**What is expected**
Each entry here needs to be set down again exactly, please; pictures are left out.

**Records for processing**
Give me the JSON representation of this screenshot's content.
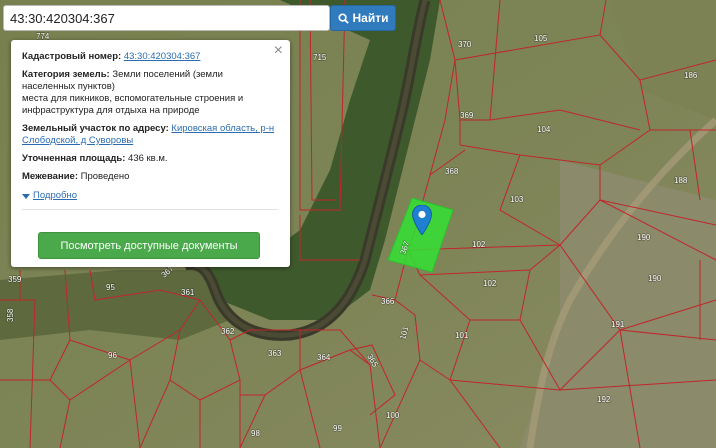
{
  "search": {
    "value": "43:30:420304:367",
    "button_label": "Найти",
    "button_icon": "search-icon"
  },
  "popup": {
    "cadastral_label": "Кадастровый номер:",
    "cadastral_value": "43:30:420304:367",
    "category_label": "Категория земель:",
    "category_value": "Земли поселений (земли населенных пунктов)",
    "purpose_value": "места для пикников, вспомогательные строения и инфраструктура для отдыха на природе",
    "address_label": "Земельный участок по адресу:",
    "address_value": "Кировская область, р-н Слободской, д Суворовы",
    "area_label": "Уточненная площадь:",
    "area_value": "436 кв.м.",
    "survey_label": "Межевание:",
    "survey_value": "Проведено",
    "details_label": "Подробно",
    "docs_button_label": "Посмотреть доступные документы",
    "close_icon": "close-icon"
  },
  "map": {
    "parcel_labels": [
      "370",
      "105",
      "715",
      "186",
      "369",
      "104",
      "368",
      "103",
      "188",
      "102",
      "190",
      "102",
      "190",
      "359",
      "95",
      "361",
      "366",
      "191",
      "101",
      "101",
      "362",
      "96",
      "363",
      "364",
      "365",
      "100",
      "192",
      "98",
      "99",
      "358",
      "774",
      "367",
      "367"
    ],
    "colors": {
      "boundary": "#c0262b",
      "selected_fill": "#33e033",
      "marker": "#1f7fd1"
    }
  }
}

**Written response**
Give me the JSON representation of this screenshot's content.
{
  "search": {
    "value": "43:30:420304:367",
    "button_label": "Найти",
    "button_icon": "search-icon"
  },
  "popup": {
    "cadastral_label": "Кадастровый номер:",
    "cadastral_value": "43:30:420304:367",
    "category_label": "Категория земель:",
    "category_value": "Земли поселений (земли населенных пунктов)",
    "purpose_value": "места для пикников, вспомогательные строения и инфраструктура для отдыха на природе",
    "address_label": "Земельный участок по адресу:",
    "address_value": "Кировская область, р-н Слободской, д Суворовы",
    "area_label": "Уточненная площадь:",
    "area_value": "436 кв.м.",
    "survey_label": "Межевание:",
    "survey_value": "Проведено",
    "details_label": "Подробно",
    "docs_button_label": "Посмотреть доступные документы",
    "close_icon": "close-icon"
  },
  "map": {
    "parcel_labels": [
      "370",
      "105",
      "715",
      "186",
      "369",
      "104",
      "368",
      "103",
      "188",
      "102",
      "190",
      "102",
      "190",
      "359",
      "95",
      "361",
      "366",
      "191",
      "101",
      "101",
      "362",
      "96",
      "363",
      "364",
      "365",
      "100",
      "192",
      "98",
      "99",
      "358",
      "774",
      "367",
      "367"
    ],
    "colors": {
      "boundary": "#c0262b",
      "selected_fill": "#33e033",
      "marker": "#1f7fd1"
    }
  }
}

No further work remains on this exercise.